Extracted records:
- - -

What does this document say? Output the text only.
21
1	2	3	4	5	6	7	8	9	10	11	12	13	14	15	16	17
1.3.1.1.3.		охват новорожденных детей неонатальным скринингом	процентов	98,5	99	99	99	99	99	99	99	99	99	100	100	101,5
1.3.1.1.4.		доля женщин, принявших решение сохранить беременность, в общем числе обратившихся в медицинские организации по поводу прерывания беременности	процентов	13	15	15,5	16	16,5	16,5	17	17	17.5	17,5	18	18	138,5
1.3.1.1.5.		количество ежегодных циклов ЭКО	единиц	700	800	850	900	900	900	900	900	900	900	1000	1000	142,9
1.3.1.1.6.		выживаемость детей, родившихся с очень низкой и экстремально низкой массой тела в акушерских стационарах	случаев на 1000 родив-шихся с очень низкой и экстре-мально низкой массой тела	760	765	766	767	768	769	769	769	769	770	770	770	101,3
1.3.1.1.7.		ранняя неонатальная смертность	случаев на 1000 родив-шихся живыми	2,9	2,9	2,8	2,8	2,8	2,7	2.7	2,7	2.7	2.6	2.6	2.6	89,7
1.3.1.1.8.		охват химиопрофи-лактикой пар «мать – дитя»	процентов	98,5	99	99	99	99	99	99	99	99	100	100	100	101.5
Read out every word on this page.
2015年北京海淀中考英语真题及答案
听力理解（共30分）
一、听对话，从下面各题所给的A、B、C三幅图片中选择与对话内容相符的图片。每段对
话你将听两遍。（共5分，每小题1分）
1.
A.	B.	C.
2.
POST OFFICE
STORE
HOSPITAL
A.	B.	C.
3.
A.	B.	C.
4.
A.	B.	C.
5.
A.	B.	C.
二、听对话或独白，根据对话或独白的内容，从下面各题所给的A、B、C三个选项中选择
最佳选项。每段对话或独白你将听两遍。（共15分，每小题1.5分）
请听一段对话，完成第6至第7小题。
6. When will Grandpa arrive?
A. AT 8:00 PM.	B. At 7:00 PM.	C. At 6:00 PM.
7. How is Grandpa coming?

- - -

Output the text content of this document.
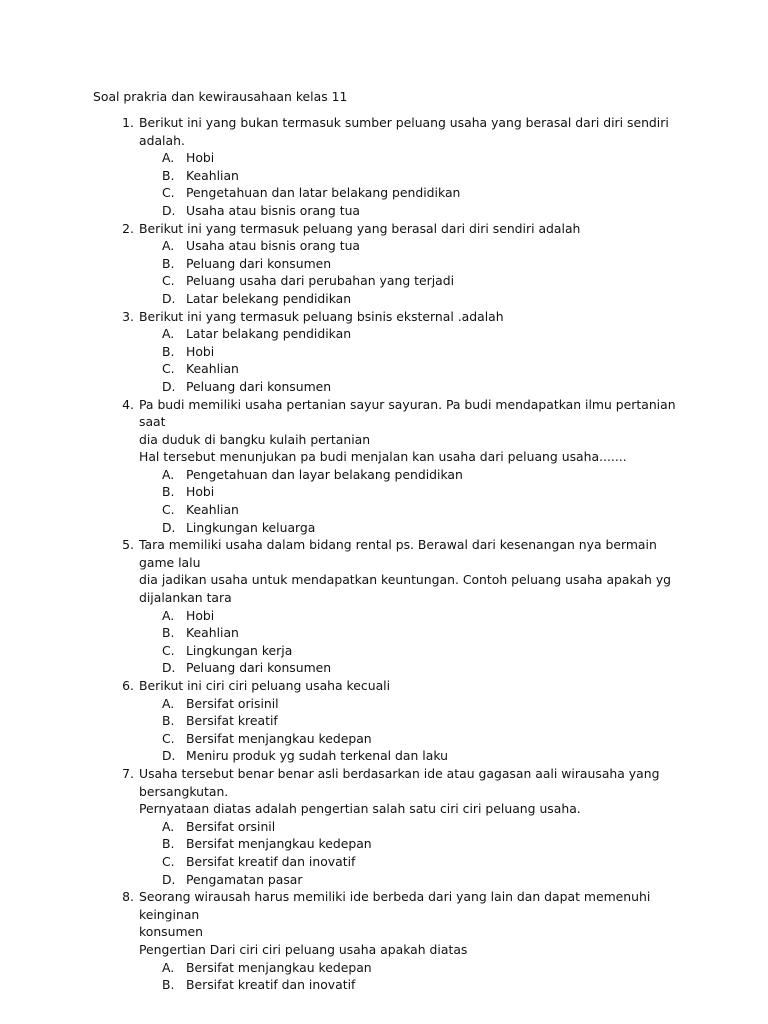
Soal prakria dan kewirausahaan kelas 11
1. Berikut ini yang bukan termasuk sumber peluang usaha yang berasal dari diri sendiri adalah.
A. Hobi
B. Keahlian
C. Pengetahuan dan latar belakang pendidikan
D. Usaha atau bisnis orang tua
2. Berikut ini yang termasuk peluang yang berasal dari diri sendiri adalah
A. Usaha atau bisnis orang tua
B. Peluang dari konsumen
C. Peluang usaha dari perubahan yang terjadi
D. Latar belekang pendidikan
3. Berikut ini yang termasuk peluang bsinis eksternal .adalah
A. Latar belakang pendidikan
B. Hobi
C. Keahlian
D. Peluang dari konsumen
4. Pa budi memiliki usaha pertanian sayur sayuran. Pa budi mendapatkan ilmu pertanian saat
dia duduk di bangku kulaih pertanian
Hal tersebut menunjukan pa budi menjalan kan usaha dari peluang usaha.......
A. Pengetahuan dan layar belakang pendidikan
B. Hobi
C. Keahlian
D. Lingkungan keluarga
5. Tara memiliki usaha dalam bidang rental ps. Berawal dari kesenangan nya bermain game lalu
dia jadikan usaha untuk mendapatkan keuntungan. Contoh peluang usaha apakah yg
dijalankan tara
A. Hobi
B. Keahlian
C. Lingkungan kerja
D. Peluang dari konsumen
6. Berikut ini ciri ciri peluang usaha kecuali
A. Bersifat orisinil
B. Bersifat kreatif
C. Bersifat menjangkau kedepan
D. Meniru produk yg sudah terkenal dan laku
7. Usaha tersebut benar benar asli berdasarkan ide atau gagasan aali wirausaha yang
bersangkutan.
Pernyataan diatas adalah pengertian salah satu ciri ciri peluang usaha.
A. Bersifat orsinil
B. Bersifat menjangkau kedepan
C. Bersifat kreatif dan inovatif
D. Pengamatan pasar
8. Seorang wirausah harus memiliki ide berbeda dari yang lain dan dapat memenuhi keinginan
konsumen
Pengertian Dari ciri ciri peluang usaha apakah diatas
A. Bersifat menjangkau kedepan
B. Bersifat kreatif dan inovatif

- - -

* _WHAT IS EXPECTED_
In the records, locate each line holding the string "memiliki" and copy it.

* _COMPLETE ANSWER_
4. Pa budi memiliki usaha pertanian sayur sayuran. Pa budi mendapatkan ilmu pertanian saat
5. Tara memiliki usaha dalam bidang rental ps. Berawal dari kesenangan nya bermain game lalu
8. Seorang wirausah harus memiliki ide berbeda dari yang lain dan dapat memenuhi keinginan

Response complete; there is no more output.